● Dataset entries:
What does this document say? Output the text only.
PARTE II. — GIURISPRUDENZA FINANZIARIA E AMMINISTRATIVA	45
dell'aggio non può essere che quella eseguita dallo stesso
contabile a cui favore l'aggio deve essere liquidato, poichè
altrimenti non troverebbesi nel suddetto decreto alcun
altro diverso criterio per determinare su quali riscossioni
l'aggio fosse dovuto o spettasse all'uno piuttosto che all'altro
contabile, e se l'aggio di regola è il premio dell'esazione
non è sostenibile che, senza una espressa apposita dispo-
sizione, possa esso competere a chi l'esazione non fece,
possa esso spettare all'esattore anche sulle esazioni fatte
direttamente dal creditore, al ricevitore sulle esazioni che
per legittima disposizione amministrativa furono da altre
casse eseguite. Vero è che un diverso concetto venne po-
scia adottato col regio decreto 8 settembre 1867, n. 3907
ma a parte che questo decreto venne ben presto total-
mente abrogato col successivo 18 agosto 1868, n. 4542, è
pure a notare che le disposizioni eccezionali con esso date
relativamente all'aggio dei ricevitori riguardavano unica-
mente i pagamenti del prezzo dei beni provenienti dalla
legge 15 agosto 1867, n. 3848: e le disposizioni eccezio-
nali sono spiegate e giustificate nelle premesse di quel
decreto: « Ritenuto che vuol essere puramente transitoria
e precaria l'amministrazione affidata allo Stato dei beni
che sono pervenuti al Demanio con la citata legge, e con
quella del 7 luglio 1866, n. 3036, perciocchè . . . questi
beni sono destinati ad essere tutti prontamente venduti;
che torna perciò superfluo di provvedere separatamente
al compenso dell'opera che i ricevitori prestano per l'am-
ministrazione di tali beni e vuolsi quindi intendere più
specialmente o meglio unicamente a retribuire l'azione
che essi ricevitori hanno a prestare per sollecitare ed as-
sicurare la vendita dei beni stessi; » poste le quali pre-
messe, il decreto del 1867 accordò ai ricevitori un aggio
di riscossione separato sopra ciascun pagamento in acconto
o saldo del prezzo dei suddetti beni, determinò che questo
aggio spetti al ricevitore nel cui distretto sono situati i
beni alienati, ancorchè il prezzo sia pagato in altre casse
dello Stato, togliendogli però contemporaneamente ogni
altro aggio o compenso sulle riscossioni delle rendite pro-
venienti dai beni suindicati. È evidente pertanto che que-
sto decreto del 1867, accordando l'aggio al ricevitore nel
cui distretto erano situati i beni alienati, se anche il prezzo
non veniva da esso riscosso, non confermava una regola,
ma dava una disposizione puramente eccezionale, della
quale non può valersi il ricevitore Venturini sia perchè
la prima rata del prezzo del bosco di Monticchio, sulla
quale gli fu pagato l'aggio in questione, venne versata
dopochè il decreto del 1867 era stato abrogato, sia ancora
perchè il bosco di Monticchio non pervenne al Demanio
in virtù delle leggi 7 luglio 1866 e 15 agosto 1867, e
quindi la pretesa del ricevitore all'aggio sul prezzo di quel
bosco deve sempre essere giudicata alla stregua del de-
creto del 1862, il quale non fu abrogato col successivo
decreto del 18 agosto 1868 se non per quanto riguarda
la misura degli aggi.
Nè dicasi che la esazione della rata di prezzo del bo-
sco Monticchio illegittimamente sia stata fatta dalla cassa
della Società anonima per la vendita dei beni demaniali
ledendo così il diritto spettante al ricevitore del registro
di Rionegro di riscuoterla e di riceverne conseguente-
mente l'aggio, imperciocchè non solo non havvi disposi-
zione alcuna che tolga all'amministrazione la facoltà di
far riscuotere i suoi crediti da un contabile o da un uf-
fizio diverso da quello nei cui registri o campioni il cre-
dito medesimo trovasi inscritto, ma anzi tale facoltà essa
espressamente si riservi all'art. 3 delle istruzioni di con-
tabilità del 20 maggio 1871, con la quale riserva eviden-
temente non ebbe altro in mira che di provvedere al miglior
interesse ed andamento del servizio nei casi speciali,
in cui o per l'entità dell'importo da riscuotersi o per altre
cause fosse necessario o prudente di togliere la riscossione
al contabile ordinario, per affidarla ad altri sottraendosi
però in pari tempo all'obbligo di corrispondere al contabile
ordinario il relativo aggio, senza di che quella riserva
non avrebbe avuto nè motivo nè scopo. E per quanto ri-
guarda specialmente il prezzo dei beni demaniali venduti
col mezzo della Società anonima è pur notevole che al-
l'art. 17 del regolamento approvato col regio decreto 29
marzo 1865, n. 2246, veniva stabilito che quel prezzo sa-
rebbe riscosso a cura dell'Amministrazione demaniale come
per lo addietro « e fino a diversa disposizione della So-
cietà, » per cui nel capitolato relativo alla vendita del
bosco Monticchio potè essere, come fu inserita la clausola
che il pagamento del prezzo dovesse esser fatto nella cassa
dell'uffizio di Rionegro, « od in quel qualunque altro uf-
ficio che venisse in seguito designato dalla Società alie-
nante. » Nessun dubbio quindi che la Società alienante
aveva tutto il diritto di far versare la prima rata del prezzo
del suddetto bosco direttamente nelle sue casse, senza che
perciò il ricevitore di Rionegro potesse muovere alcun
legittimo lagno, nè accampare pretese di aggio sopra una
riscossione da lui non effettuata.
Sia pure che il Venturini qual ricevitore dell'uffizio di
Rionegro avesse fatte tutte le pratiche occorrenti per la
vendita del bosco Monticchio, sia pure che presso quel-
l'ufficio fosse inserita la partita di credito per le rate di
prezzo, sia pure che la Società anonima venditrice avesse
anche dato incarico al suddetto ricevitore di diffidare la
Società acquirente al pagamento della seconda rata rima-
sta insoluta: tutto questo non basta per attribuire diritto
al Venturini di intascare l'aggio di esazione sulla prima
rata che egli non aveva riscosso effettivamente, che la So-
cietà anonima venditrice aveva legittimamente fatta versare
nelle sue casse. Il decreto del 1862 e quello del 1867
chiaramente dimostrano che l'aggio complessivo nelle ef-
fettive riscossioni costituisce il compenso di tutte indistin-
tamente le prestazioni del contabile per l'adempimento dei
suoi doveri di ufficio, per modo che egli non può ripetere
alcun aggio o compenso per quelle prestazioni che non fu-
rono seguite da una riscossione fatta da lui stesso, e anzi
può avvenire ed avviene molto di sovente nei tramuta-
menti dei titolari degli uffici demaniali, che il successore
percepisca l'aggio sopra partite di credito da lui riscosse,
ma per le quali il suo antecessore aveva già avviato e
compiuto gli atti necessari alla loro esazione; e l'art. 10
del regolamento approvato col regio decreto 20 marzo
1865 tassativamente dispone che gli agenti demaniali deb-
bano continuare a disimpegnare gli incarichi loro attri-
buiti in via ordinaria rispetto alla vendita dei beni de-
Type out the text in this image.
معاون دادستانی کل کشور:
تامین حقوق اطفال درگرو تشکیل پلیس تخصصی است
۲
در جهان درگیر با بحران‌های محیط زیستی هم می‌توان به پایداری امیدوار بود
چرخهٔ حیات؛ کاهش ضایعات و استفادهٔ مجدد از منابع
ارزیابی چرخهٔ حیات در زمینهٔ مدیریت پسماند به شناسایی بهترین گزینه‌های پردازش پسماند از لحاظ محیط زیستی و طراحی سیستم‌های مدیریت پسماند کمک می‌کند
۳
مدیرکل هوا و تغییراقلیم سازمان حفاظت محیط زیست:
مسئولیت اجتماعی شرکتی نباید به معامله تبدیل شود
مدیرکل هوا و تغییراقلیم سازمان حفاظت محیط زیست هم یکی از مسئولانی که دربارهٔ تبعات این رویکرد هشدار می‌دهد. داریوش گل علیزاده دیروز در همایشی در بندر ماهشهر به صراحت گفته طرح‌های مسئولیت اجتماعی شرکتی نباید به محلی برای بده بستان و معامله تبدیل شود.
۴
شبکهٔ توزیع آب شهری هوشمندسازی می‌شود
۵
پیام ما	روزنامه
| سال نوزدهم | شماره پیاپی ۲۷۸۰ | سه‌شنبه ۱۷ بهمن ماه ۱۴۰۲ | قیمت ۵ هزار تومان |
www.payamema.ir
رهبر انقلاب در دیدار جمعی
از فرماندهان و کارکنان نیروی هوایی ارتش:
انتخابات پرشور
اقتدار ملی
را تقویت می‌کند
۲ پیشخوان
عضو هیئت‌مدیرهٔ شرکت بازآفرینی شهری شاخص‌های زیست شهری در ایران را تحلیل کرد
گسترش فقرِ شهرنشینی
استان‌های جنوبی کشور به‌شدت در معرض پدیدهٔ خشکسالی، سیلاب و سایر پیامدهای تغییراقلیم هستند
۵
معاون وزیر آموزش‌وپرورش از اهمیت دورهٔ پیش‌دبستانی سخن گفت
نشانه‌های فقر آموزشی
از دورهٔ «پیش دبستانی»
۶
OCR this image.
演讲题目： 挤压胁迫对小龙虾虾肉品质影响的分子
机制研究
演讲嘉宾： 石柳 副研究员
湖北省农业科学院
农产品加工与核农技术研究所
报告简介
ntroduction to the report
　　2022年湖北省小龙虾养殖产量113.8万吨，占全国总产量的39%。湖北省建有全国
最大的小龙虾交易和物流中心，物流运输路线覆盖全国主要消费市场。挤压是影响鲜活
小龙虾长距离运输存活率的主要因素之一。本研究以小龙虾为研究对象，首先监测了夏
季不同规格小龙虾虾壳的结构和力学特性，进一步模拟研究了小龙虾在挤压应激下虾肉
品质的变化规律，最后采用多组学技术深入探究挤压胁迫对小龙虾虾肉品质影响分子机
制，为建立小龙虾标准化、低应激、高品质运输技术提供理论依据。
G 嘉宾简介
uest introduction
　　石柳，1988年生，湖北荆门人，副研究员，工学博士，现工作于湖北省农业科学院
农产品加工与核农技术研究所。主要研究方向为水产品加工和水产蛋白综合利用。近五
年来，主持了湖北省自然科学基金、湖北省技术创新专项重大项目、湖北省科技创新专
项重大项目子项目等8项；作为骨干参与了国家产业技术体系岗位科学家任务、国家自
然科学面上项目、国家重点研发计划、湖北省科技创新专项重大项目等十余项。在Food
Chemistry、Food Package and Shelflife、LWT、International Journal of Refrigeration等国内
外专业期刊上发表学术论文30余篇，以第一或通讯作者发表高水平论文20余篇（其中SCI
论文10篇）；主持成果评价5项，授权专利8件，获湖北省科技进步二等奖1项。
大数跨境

● INSTRUCTION: Show all lines from the data above in which the word "prima" appears.

● OUTPUT FOR THIS EXERCISE:
la prima rata del prezzo del bosco di Monticchio, sulla
aveva tutto il diritto di far versare la prima rata del prezzo
al Venturini di intascare l'aggio di esazione sulla prima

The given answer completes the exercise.